• _Problem details_
Repeat every entry word for word, but leave the images out of your copy.

• _Supplied records_
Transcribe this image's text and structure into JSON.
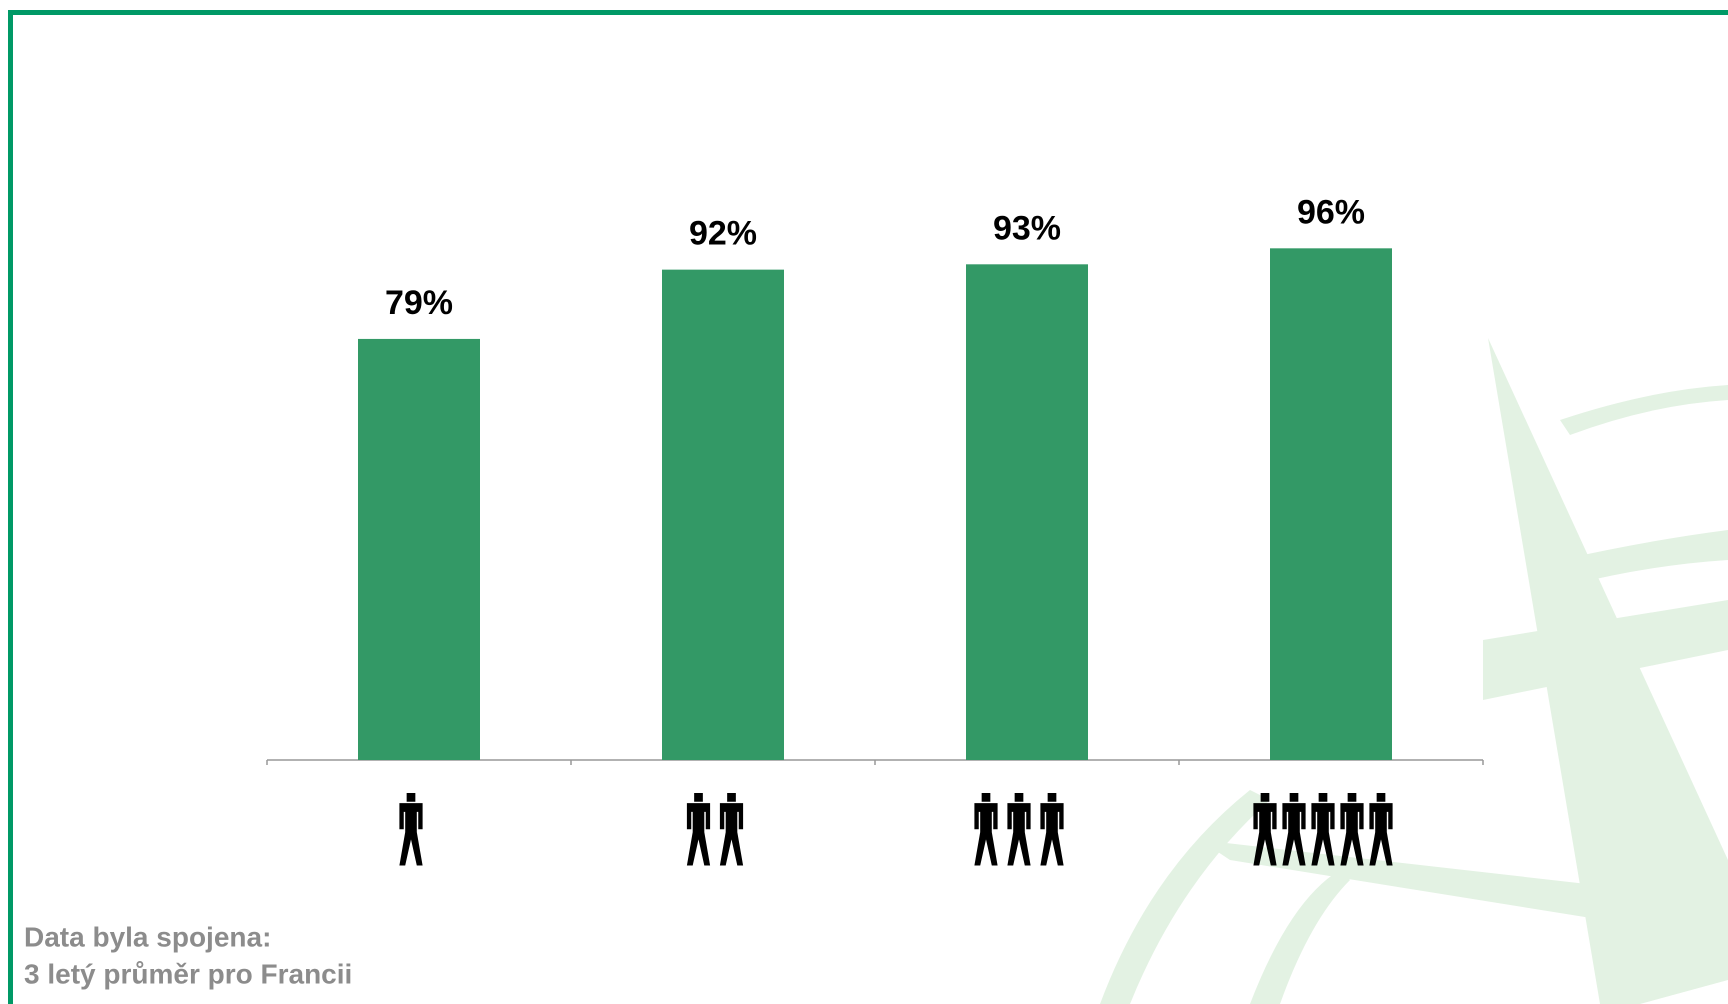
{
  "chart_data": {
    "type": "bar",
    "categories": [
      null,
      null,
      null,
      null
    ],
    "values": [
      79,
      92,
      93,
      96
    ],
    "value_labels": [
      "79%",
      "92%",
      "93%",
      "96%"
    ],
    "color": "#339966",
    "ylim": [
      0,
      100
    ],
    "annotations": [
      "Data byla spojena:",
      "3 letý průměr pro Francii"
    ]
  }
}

• _Reply to the exercise_
Transcribe this image's text and structure into JSON.
{
  "chart_data": {
    "type": "bar",
    "categories": [
      null,
      null,
      null,
      null
    ],
    "values": [
      79,
      92,
      93,
      96
    ],
    "value_labels": [
      "79%",
      "92%",
      "93%",
      "96%"
    ],
    "color": "#339966",
    "ylim": [
      0,
      100
    ],
    "annotations": [
      "Data byla spojena:",
      "3 letý průměr pro Francii"
    ]
  }
}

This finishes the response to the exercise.